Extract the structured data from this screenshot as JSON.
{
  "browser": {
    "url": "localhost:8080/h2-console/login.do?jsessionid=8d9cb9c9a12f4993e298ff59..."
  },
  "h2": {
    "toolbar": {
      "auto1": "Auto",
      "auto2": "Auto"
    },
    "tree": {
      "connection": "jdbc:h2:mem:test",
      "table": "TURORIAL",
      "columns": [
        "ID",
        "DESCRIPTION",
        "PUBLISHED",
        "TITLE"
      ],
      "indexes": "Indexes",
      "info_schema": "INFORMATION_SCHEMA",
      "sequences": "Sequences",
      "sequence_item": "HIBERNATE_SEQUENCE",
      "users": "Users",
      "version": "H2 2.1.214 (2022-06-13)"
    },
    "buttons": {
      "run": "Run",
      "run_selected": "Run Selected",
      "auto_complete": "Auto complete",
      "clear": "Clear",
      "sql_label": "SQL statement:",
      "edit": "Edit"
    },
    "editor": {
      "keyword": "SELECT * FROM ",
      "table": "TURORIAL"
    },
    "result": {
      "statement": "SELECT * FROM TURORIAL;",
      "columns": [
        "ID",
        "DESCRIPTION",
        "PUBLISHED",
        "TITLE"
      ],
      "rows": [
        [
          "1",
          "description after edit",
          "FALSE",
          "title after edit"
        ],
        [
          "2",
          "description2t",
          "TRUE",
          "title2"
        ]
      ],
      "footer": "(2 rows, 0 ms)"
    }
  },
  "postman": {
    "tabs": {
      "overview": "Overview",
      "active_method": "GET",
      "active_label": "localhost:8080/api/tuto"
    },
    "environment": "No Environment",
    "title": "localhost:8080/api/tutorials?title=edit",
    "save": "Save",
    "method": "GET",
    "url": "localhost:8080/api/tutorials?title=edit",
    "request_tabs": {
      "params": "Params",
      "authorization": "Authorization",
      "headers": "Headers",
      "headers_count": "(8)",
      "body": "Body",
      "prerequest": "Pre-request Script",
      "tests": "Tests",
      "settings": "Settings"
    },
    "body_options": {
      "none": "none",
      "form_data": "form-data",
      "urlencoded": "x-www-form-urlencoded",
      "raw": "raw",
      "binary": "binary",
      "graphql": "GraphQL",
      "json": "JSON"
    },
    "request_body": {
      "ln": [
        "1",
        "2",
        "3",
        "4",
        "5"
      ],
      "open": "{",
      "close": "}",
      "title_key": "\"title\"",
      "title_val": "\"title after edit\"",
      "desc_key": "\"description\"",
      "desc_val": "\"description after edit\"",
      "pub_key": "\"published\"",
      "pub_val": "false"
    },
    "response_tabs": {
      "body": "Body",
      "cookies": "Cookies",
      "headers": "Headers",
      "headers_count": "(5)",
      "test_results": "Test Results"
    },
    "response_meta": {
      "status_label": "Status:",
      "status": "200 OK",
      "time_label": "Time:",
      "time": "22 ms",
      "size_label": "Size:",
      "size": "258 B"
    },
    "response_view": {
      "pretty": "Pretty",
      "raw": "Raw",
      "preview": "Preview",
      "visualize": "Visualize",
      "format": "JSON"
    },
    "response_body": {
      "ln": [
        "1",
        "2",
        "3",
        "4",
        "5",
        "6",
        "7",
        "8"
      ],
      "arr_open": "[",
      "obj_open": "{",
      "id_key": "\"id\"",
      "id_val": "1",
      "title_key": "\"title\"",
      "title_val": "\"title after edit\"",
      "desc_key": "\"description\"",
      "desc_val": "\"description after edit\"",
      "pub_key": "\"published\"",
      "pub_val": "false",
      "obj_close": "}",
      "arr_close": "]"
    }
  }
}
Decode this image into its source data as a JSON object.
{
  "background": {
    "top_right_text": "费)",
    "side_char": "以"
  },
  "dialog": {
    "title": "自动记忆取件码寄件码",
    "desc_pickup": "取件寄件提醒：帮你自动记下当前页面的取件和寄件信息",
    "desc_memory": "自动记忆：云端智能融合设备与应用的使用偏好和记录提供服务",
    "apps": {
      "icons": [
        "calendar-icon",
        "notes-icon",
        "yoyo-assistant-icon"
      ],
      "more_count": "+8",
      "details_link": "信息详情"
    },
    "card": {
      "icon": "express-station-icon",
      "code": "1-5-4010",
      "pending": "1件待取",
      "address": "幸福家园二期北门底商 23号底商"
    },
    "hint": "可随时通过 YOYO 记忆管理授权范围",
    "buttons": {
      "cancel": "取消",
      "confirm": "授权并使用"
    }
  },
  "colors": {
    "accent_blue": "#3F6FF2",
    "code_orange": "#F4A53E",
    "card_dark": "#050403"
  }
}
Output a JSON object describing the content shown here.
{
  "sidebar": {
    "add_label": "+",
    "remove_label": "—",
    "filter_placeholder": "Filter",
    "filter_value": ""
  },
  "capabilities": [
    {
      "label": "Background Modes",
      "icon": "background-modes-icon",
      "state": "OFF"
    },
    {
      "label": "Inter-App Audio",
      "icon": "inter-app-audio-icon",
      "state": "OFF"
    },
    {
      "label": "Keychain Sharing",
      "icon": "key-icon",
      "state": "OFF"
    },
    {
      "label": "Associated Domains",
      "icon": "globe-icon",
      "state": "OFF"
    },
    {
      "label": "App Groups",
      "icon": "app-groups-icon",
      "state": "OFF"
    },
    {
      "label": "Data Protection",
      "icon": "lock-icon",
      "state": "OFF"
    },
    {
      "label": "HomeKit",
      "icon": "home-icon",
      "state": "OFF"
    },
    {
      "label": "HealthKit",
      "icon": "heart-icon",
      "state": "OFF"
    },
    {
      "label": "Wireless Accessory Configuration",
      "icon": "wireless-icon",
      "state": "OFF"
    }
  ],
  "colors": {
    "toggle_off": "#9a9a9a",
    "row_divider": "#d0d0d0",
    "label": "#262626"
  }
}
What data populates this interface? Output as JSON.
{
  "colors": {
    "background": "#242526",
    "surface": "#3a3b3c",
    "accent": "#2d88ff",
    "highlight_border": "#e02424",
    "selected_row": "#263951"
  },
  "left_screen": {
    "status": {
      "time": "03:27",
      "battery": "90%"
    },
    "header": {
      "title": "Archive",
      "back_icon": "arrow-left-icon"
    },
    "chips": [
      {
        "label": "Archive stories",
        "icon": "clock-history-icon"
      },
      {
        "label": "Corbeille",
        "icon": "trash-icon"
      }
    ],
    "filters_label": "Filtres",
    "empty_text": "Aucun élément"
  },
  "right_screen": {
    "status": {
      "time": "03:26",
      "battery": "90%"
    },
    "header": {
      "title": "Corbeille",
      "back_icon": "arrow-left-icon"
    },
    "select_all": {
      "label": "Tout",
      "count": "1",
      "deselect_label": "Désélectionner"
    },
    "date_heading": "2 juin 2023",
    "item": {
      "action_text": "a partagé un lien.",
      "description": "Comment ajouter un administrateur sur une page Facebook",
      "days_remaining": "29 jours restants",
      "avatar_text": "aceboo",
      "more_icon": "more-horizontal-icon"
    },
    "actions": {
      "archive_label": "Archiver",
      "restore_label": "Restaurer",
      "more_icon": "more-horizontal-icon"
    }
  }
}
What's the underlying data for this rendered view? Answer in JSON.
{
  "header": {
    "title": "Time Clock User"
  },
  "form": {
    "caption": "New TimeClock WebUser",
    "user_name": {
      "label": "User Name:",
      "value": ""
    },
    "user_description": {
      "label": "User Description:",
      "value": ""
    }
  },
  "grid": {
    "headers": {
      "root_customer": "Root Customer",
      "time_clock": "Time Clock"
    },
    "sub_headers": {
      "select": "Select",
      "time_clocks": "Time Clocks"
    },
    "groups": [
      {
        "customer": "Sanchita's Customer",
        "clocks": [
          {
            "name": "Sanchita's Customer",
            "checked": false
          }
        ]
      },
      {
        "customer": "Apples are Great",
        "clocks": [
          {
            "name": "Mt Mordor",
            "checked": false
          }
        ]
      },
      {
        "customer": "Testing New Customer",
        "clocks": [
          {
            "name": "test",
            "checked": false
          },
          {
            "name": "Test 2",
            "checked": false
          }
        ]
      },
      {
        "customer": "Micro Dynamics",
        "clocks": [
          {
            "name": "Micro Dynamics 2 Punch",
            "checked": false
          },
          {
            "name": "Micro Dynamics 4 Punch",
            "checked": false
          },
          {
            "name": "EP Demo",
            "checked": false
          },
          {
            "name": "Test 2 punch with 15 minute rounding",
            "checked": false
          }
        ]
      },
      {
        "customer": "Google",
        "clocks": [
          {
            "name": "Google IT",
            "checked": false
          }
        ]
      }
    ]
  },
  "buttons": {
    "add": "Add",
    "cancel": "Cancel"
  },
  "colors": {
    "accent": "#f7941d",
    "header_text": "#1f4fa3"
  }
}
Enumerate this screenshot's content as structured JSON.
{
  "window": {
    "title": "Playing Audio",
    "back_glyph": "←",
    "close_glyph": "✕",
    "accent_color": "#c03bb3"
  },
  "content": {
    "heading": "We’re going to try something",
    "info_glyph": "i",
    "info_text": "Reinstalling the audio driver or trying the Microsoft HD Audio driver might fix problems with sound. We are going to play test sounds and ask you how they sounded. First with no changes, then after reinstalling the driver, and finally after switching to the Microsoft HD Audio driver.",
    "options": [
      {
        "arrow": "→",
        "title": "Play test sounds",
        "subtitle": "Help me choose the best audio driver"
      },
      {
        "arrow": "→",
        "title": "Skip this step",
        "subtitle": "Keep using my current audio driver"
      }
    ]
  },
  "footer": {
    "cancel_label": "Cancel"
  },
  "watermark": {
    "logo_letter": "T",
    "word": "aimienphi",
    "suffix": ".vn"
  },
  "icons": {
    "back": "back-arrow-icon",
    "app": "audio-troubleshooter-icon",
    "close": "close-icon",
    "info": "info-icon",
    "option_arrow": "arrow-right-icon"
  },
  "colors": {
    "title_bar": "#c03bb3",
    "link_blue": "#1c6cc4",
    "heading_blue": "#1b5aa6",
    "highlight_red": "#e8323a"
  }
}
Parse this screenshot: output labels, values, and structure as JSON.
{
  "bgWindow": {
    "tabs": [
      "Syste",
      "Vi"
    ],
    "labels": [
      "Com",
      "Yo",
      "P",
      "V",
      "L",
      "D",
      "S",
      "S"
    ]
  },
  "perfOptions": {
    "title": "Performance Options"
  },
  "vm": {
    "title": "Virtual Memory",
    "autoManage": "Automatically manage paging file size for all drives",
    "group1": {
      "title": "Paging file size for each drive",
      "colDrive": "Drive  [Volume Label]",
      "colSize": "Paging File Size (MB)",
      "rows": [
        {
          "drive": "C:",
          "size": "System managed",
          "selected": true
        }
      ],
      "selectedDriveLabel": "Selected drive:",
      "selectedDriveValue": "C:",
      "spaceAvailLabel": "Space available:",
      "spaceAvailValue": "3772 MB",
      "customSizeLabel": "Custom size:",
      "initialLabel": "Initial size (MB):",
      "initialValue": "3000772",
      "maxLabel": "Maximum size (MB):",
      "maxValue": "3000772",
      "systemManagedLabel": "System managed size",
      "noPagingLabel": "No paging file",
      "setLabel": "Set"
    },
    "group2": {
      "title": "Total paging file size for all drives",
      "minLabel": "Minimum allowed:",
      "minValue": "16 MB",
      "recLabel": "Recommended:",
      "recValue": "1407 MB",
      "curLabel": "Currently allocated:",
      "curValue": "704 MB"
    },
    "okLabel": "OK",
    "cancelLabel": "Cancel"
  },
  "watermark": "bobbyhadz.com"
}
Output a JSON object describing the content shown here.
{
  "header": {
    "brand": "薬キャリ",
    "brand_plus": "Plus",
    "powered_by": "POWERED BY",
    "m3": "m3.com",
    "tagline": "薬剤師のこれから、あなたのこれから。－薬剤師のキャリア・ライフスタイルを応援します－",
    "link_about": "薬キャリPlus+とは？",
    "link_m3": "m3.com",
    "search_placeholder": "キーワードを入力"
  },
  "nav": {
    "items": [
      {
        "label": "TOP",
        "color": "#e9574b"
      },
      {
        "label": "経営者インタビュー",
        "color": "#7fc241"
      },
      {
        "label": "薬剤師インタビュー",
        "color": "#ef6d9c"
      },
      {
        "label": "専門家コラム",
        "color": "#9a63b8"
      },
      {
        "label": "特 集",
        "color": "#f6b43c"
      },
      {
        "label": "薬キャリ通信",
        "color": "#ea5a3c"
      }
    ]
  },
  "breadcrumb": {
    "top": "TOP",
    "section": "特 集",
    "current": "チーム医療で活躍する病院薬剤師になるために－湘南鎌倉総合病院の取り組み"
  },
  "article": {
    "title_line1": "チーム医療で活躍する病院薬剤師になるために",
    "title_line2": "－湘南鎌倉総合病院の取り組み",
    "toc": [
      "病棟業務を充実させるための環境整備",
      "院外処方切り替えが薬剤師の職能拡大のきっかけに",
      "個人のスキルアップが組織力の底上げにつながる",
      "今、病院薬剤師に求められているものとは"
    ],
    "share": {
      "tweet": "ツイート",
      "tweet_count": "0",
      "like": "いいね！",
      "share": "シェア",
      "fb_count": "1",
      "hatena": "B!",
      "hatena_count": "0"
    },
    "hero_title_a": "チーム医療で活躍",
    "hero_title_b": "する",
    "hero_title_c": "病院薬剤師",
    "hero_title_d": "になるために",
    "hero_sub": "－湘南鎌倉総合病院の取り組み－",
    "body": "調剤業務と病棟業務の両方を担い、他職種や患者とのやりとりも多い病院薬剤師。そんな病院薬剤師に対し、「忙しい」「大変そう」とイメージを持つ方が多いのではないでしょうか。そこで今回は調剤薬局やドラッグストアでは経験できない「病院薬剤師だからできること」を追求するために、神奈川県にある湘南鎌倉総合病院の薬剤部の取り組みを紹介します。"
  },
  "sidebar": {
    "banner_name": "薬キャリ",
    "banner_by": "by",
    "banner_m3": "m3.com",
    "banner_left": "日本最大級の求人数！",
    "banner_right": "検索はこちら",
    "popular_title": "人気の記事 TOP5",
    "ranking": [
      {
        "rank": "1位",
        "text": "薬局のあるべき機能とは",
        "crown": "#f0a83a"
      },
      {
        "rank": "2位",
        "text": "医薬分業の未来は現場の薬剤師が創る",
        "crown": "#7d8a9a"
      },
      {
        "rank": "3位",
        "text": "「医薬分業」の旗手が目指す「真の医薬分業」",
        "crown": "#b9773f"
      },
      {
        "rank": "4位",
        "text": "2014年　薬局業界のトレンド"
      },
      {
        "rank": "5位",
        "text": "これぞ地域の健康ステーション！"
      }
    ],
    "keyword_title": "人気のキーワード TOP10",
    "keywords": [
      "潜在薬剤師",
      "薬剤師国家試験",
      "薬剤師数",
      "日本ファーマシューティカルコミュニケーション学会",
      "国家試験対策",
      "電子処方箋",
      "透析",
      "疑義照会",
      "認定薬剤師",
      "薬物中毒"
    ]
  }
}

Stated goal: Across the data, tally the lines containing "content" and give back the number alone.

Response below: 4